:: Provided material ::

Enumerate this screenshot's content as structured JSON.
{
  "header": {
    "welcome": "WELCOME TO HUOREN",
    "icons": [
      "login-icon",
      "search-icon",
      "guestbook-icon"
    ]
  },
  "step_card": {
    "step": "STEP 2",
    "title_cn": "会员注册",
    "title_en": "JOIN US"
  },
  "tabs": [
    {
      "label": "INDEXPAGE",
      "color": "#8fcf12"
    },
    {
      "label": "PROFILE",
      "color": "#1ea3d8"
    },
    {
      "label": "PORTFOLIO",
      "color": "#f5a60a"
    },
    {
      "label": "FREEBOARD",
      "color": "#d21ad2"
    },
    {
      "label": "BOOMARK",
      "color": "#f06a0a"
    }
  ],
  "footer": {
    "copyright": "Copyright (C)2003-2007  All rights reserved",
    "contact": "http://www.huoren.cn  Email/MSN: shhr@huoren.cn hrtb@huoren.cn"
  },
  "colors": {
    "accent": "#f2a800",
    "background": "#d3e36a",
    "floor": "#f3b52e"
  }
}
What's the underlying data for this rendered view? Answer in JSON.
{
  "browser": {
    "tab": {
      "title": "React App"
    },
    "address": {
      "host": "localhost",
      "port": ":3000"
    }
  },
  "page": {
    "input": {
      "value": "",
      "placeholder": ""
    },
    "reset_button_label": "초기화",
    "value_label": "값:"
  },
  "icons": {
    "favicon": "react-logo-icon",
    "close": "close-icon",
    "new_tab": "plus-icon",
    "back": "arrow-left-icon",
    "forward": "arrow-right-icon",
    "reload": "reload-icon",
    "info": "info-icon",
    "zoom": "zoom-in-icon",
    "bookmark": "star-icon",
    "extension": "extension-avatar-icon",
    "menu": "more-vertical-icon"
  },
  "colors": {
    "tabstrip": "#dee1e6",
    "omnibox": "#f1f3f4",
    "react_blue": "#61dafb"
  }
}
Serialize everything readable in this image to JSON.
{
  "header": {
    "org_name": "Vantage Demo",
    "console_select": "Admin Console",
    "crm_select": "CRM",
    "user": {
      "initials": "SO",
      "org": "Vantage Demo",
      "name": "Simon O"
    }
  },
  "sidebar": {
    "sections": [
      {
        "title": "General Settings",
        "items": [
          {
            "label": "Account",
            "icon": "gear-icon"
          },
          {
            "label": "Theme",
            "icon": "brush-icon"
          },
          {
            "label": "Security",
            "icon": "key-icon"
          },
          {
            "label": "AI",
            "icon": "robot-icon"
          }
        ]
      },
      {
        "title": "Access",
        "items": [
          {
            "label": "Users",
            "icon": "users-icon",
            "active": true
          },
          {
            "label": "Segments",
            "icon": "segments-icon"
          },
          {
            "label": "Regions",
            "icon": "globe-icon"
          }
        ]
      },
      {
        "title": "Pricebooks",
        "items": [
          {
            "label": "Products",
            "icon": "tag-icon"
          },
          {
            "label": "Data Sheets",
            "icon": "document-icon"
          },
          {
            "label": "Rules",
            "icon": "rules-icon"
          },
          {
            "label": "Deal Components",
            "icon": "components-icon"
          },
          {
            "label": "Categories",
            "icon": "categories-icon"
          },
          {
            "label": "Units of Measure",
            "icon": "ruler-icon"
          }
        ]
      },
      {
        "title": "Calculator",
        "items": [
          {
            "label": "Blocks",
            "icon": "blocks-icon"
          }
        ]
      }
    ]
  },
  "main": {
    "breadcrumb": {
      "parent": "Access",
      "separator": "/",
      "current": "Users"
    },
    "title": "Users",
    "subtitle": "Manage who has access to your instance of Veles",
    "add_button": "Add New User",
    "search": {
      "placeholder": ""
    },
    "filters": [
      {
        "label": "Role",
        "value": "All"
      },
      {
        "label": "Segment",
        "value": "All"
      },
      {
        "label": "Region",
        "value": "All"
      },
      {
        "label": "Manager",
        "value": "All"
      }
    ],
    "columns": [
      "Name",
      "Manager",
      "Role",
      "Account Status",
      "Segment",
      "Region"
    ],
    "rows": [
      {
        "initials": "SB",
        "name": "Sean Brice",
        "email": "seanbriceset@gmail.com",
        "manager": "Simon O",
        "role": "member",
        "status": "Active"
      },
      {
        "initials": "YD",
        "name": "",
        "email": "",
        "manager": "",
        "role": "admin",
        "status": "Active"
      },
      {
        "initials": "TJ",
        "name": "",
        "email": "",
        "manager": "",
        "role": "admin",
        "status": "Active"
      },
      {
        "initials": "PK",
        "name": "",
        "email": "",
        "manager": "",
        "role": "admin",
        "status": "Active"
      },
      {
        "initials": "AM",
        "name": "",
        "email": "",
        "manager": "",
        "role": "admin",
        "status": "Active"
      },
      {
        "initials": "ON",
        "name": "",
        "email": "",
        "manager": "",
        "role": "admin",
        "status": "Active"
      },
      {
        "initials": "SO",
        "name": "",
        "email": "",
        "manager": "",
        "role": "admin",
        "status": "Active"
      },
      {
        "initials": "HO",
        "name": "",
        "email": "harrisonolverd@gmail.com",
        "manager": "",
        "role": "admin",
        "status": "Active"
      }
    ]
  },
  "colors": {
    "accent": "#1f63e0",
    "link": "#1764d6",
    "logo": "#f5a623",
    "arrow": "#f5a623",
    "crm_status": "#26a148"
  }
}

:: Task objective ::
Write the listing out again, exactly as shown above.

:: Task output ::
Enumerate this screenshot's content as structured JSON.
{
  "header": {
    "welcome": "WELCOME TO HUOREN",
    "icons": [
      "login-icon",
      "search-icon",
      "guestbook-icon"
    ]
  },
  "step_card": {
    "step": "STEP 2",
    "title_cn": "会员注册",
    "title_en": "JOIN US"
  },
  "tabs": [
    {
      "label": "INDEXPAGE",
      "color": "#8fcf12"
    },
    {
      "label": "PROFILE",
      "color": "#1ea3d8"
    },
    {
      "label": "PORTFOLIO",
      "color": "#f5a60a"
    },
    {
      "label": "FREEBOARD",
      "color": "#d21ad2"
    },
    {
      "label": "BOOMARK",
      "color": "#f06a0a"
    }
  ],
  "footer": {
    "copyright": "Copyright (C)2003-2007  All rights reserved",
    "contact": "http://www.huoren.cn  Email/MSN: shhr@huoren.cn hrtb@huoren.cn"
  },
  "colors": {
    "accent": "#f2a800",
    "background": "#d3e36a",
    "floor": "#f3b52e"
  }
}
What's the underlying data for this rendered view? Answer in JSON.
{
  "browser": {
    "tab": {
      "title": "React App"
    },
    "address": {
      "host": "localhost",
      "port": ":3000"
    }
  },
  "page": {
    "input": {
      "value": "",
      "placeholder": ""
    },
    "reset_button_label": "초기화",
    "value_label": "값:"
  },
  "icons": {
    "favicon": "react-logo-icon",
    "close": "close-icon",
    "new_tab": "plus-icon",
    "back": "arrow-left-icon",
    "forward": "arrow-right-icon",
    "reload": "reload-icon",
    "info": "info-icon",
    "zoom": "zoom-in-icon",
    "bookmark": "star-icon",
    "extension": "extension-avatar-icon",
    "menu": "more-vertical-icon"
  },
  "colors": {
    "tabstrip": "#dee1e6",
    "omnibox": "#f1f3f4",
    "react_blue": "#61dafb"
  }
}
Serialize everything readable in this image to JSON.
{
  "header": {
    "org_name": "Vantage Demo",
    "console_select": "Admin Console",
    "crm_select": "CRM",
    "user": {
      "initials": "SO",
      "org": "Vantage Demo",
      "name": "Simon O"
    }
  },
  "sidebar": {
    "sections": [
      {
        "title": "General Settings",
        "items": [
          {
            "label": "Account",
            "icon": "gear-icon"
          },
          {
            "label": "Theme",
            "icon": "brush-icon"
          },
          {
            "label": "Security",
            "icon": "key-icon"
          },
          {
            "label": "AI",
            "icon": "robot-icon"
          }
        ]
      },
      {
        "title": "Access",
        "items": [
          {
            "label": "Users",
            "icon": "users-icon",
            "active": true
          },
          {
            "label": "Segments",
            "icon": "segments-icon"
          },
          {
            "label": "Regions",
            "icon": "globe-icon"
          }
        ]
      },
      {
        "title": "Pricebooks",
        "items": [
          {
            "label": "Products",
            "icon": "tag-icon"
          },
          {
            "label": "Data Sheets",
            "icon": "document-icon"
          },
          {
            "label": "Rules",
            "icon": "rules-icon"
          },
          {
            "label": "Deal Components",
            "icon": "components-icon"
          },
          {
            "label": "Categories",
            "icon": "categories-icon"
          },
          {
            "label": "Units of Measure",
            "icon": "ruler-icon"
          }
        ]
      },
      {
        "title": "Calculator",
        "items": [
          {
            "label": "Blocks",
            "icon": "blocks-icon"
          }
        ]
      }
    ]
  },
  "main": {
    "breadcrumb": {
      "parent": "Access",
      "separator": "/",
      "current": "Users"
    },
    "title": "Users",
    "subtitle": "Manage who has access to your instance of Veles",
    "add_button": "Add New User",
    "search": {
      "placeholder": ""
    },
    "filters": [
      {
        "label": "Role",
        "value": "All"
      },
      {
        "label": "Segment",
        "value": "All"
      },
      {
        "label": "Region",
        "value": "All"
      },
      {
        "label": "Manager",
        "value": "All"
      }
    ],
    "columns": [
      "Name",
      "Manager",
      "Role",
      "Account Status",
      "Segment",
      "Region"
    ],
    "rows": [
      {
        "initials": "SB",
        "name": "Sean Brice",
        "email": "seanbriceset@gmail.com",
        "manager": "Simon O",
        "role": "member",
        "status": "Active"
      },
      {
        "initials": "YD",
        "name": "",
        "email": "",
        "manager": "",
        "role": "admin",
        "status": "Active"
      },
      {
        "initials": "TJ",
        "name": "",
        "email": "",
        "manager": "",
        "role": "admin",
        "status": "Active"
      },
      {
        "initials": "PK",
        "name": "",
        "email": "",
        "manager": "",
        "role": "admin",
        "status": "Active"
      },
      {
        "initials": "AM",
        "name": "",
        "email": "",
        "manager": "",
        "role": "admin",
        "status": "Active"
      },
      {
        "initials": "ON",
        "name": "",
        "email": "",
        "manager": "",
        "role": "admin",
        "status": "Active"
      },
      {
        "initials": "SO",
        "name": "",
        "email": "",
        "manager": "",
        "role": "admin",
        "status": "Active"
      },
      {
        "initials": "HO",
        "name": "",
        "email": "harrisonolverd@gmail.com",
        "manager": "",
        "role": "admin",
        "status": "Active"
      }
    ]
  },
  "colors": {
    "accent": "#1f63e0",
    "link": "#1764d6",
    "logo": "#f5a623",
    "arrow": "#f5a623",
    "crm_status": "#26a148"
  }
}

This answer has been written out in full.